Short problem: Below is some material; transcribe all of it exactly.

※ ※ ※

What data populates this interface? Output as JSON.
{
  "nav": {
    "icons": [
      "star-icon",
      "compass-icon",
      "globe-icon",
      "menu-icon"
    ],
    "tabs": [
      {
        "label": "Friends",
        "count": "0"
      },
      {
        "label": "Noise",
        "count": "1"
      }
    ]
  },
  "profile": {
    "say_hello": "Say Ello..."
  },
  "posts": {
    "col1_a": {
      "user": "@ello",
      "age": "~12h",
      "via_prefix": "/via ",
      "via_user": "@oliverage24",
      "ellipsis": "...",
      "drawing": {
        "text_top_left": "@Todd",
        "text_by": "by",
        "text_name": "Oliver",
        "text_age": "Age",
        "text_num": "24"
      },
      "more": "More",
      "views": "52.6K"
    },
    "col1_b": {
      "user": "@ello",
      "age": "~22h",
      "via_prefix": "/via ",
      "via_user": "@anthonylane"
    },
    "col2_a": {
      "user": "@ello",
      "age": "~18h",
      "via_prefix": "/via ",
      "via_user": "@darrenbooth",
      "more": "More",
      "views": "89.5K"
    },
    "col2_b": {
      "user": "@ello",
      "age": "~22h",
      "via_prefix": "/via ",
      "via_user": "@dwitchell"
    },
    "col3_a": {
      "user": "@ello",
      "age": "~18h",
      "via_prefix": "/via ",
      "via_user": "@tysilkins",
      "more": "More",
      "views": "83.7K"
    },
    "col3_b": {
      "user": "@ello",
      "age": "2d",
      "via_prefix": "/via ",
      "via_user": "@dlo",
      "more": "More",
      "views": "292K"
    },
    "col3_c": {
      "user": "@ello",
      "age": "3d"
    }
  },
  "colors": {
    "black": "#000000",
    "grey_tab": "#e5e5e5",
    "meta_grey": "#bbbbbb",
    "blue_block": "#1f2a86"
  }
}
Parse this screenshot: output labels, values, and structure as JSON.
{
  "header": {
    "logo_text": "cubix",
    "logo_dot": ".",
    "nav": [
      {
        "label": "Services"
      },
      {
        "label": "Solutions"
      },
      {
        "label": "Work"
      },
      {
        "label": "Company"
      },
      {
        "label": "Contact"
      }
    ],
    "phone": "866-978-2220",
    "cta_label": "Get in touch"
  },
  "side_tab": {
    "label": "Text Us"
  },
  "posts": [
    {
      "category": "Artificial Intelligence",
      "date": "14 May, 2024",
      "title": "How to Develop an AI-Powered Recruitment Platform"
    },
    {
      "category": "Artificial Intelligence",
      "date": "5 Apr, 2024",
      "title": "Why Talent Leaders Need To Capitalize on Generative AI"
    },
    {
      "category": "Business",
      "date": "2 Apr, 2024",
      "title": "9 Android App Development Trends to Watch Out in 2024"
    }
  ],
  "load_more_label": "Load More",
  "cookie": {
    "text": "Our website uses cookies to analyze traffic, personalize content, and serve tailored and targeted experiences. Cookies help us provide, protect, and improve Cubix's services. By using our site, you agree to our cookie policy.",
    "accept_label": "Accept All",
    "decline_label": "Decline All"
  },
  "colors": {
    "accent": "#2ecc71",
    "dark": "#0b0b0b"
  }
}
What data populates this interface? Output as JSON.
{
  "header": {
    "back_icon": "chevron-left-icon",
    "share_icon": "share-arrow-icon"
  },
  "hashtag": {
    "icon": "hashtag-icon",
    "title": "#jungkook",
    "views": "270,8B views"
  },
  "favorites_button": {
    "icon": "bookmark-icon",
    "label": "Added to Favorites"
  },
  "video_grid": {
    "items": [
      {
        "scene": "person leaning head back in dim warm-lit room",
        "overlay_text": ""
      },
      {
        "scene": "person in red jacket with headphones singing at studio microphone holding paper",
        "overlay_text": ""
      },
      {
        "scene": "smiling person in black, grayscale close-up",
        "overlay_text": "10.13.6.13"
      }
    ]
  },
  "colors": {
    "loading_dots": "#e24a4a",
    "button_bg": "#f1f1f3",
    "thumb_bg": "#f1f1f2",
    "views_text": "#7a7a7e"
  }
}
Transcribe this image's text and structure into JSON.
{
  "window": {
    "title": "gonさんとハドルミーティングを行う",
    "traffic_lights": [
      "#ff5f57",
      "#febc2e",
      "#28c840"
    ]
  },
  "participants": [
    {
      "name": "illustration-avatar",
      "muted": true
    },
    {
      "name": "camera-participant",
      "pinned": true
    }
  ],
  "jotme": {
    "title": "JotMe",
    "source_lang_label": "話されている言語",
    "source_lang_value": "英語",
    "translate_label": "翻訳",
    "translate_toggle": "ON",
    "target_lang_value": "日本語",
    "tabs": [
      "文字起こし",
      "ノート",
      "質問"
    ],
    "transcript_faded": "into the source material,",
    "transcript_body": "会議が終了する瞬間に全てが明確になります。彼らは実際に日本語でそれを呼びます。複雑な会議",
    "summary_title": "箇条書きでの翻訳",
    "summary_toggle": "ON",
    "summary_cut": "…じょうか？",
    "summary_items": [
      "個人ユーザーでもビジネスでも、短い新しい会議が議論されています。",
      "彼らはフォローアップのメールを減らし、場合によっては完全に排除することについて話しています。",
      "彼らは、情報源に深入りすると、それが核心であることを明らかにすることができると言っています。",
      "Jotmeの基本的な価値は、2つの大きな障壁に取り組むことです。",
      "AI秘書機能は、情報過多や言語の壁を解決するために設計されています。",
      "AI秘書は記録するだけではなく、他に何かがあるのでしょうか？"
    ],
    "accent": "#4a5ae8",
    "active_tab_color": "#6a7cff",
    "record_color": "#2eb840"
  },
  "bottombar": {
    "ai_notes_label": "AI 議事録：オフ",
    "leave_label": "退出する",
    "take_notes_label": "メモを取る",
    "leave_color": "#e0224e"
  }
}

※ ※ ※

In response:
What data populates this interface? Output as JSON.
{
  "nav": {
    "icons": [
      "star-icon",
      "compass-icon",
      "globe-icon",
      "menu-icon"
    ],
    "tabs": [
      {
        "label": "Friends",
        "count": "0"
      },
      {
        "label": "Noise",
        "count": "1"
      }
    ]
  },
  "profile": {
    "say_hello": "Say Ello..."
  },
  "posts": {
    "col1_a": {
      "user": "@ello",
      "age": "~12h",
      "via_prefix": "/via ",
      "via_user": "@oliverage24",
      "ellipsis": "...",
      "drawing": {
        "text_top_left": "@Todd",
        "text_by": "by",
        "text_name": "Oliver",
        "text_age": "Age",
        "text_num": "24"
      },
      "more": "More",
      "views": "52.6K"
    },
    "col1_b": {
      "user": "@ello",
      "age": "~22h",
      "via_prefix": "/via ",
      "via_user": "@anthonylane"
    },
    "col2_a": {
      "user": "@ello",
      "age": "~18h",
      "via_prefix": "/via ",
      "via_user": "@darrenbooth",
      "more": "More",
      "views": "89.5K"
    },
    "col2_b": {
      "user": "@ello",
      "age": "~22h",
      "via_prefix": "/via ",
      "via_user": "@dwitchell"
    },
    "col3_a": {
      "user": "@ello",
      "age": "~18h",
      "via_prefix": "/via ",
      "via_user": "@tysilkins",
      "more": "More",
      "views": "83.7K"
    },
    "col3_b": {
      "user": "@ello",
      "age": "2d",
      "via_prefix": "/via ",
      "via_user": "@dlo",
      "more": "More",
      "views": "292K"
    },
    "col3_c": {
      "user": "@ello",
      "age": "3d"
    }
  },
  "colors": {
    "black": "#000000",
    "grey_tab": "#e5e5e5",
    "meta_grey": "#bbbbbb",
    "blue_block": "#1f2a86"
  }
}
Parse this screenshot: output labels, values, and structure as JSON.
{
  "header": {
    "logo_text": "cubix",
    "logo_dot": ".",
    "nav": [
      {
        "label": "Services"
      },
      {
        "label": "Solutions"
      },
      {
        "label": "Work"
      },
      {
        "label": "Company"
      },
      {
        "label": "Contact"
      }
    ],
    "phone": "866-978-2220",
    "cta_label": "Get in touch"
  },
  "side_tab": {
    "label": "Text Us"
  },
  "posts": [
    {
      "category": "Artificial Intelligence",
      "date": "14 May, 2024",
      "title": "How to Develop an AI-Powered Recruitment Platform"
    },
    {
      "category": "Artificial Intelligence",
      "date": "5 Apr, 2024",
      "title": "Why Talent Leaders Need To Capitalize on Generative AI"
    },
    {
      "category": "Business",
      "date": "2 Apr, 2024",
      "title": "9 Android App Development Trends to Watch Out in 2024"
    }
  ],
  "load_more_label": "Load More",
  "cookie": {
    "text": "Our website uses cookies to analyze traffic, personalize content, and serve tailored and targeted experiences. Cookies help us provide, protect, and improve Cubix's services. By using our site, you agree to our cookie policy.",
    "accept_label": "Accept All",
    "decline_label": "Decline All"
  },
  "colors": {
    "accent": "#2ecc71",
    "dark": "#0b0b0b"
  }
}
What data populates this interface? Output as JSON.
{
  "header": {
    "back_icon": "chevron-left-icon",
    "share_icon": "share-arrow-icon"
  },
  "hashtag": {
    "icon": "hashtag-icon",
    "title": "#jungkook",
    "views": "270,8B views"
  },
  "favorites_button": {
    "icon": "bookmark-icon",
    "label": "Added to Favorites"
  },
  "video_grid": {
    "items": [
      {
        "scene": "person leaning head back in dim warm-lit room",
        "overlay_text": ""
      },
      {
        "scene": "person in red jacket with headphones singing at studio microphone holding paper",
        "overlay_text": ""
      },
      {
        "scene": "smiling person in black, grayscale close-up",
        "overlay_text": "10.13.6.13"
      }
    ]
  },
  "colors": {
    "loading_dots": "#e24a4a",
    "button_bg": "#f1f1f3",
    "thumb_bg": "#f1f1f2",
    "views_text": "#7a7a7e"
  }
}
Transcribe this image's text and structure into JSON.
{
  "window": {
    "title": "gonさんとハドルミーティングを行う",
    "traffic_lights": [
      "#ff5f57",
      "#febc2e",
      "#28c840"
    ]
  },
  "participants": [
    {
      "name": "illustration-avatar",
      "muted": true
    },
    {
      "name": "camera-participant",
      "pinned": true
    }
  ],
  "jotme": {
    "title": "JotMe",
    "source_lang_label": "話されている言語",
    "source_lang_value": "英語",
    "translate_label": "翻訳",
    "translate_toggle": "ON",
    "target_lang_value": "日本語",
    "tabs": [
      "文字起こし",
      "ノート",
      "質問"
    ],
    "transcript_faded": "into the source material,",
    "transcript_body": "会議が終了する瞬間に全てが明確になります。彼らは実際に日本語でそれを呼びます。複雑な会議",
    "summary_title": "箇条書きでの翻訳",
    "summary_toggle": "ON",
    "summary_cut": "…じょうか？",
    "summary_items": [
      "個人ユーザーでもビジネスでも、短い新しい会議が議論されています。",
      "彼らはフォローアップのメールを減らし、場合によっては完全に排除することについて話しています。",
      "彼らは、情報源に深入りすると、それが核心であることを明らかにすることができると言っています。",
      "Jotmeの基本的な価値は、2つの大きな障壁に取り組むことです。",
      "AI秘書機能は、情報過多や言語の壁を解決するために設計されています。",
      "AI秘書は記録するだけではなく、他に何かがあるのでしょうか？"
    ],
    "accent": "#4a5ae8",
    "active_tab_color": "#6a7cff",
    "record_color": "#2eb840"
  },
  "bottombar": {
    "ai_notes_label": "AI 議事録：オフ",
    "leave_label": "退出する",
    "take_notes_label": "メモを取る",
    "leave_color": "#e0224e"
  }
}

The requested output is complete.